#### Input:

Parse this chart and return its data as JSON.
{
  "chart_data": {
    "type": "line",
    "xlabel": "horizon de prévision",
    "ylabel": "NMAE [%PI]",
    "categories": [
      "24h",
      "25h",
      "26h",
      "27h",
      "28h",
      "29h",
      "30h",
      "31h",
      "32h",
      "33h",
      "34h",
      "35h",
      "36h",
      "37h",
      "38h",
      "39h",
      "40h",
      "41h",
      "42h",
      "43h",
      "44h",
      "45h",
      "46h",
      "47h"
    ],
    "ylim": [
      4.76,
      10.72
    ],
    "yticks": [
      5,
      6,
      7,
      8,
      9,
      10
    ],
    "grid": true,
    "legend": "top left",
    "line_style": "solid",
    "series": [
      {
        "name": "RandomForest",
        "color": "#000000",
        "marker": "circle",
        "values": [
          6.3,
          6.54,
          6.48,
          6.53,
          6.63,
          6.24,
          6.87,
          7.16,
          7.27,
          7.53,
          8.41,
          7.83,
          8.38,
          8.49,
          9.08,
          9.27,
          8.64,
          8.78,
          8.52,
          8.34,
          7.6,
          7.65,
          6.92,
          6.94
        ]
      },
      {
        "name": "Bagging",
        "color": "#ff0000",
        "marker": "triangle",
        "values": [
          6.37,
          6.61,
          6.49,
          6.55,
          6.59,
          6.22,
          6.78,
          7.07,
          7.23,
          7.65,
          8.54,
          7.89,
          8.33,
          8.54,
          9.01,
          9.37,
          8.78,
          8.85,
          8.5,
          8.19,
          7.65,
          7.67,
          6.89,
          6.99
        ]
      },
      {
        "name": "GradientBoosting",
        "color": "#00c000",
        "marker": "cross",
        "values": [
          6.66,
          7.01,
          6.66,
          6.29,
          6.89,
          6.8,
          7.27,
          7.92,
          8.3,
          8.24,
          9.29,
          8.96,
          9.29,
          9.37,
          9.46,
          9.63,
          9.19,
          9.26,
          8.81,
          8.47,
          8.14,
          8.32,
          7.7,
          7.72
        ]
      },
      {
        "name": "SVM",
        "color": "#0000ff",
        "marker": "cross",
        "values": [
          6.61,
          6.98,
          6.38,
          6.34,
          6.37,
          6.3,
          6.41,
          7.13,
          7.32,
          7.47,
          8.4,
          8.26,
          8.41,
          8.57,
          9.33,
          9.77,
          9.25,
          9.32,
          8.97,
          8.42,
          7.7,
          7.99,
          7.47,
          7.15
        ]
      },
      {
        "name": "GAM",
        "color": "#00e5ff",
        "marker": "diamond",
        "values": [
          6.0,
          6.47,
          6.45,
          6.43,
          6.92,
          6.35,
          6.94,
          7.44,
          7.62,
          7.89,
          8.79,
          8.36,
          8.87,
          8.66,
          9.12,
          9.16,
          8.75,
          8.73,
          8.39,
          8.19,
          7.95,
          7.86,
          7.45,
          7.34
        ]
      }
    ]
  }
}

...

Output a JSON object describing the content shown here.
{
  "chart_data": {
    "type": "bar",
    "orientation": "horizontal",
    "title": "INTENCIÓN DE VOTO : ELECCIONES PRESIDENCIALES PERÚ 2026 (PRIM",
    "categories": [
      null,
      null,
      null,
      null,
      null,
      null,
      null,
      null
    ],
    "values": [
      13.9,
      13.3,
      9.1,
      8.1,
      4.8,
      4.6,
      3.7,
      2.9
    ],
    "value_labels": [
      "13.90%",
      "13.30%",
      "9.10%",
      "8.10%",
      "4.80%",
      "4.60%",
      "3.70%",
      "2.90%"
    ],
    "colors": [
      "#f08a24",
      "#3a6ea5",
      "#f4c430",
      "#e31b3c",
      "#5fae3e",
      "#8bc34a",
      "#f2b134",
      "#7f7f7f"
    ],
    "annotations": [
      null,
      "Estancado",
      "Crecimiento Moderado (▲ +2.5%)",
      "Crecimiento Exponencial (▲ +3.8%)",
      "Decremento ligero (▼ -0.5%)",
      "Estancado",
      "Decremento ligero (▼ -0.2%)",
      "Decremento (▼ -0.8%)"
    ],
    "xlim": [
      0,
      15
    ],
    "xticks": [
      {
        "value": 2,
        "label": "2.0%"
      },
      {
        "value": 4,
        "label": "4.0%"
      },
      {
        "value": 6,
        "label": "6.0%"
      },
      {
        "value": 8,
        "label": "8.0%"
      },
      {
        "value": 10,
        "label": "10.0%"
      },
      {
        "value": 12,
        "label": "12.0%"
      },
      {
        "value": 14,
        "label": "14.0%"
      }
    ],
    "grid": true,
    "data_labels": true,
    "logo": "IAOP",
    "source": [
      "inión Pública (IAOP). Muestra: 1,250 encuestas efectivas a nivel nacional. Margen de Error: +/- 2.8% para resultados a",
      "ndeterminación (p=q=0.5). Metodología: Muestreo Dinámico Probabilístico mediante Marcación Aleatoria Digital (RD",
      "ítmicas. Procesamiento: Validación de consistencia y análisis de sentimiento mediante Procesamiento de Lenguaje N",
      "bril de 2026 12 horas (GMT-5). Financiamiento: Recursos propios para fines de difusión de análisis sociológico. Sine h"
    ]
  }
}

#### Exercise aim:
Return every line holding the word "Decremento" from the records.

#### Response to the task:
      "Decremento ligero (▼ -0.5%)",
      "Decremento ligero (▼ -0.2%)",
      "Decremento (▼ -0.8%)"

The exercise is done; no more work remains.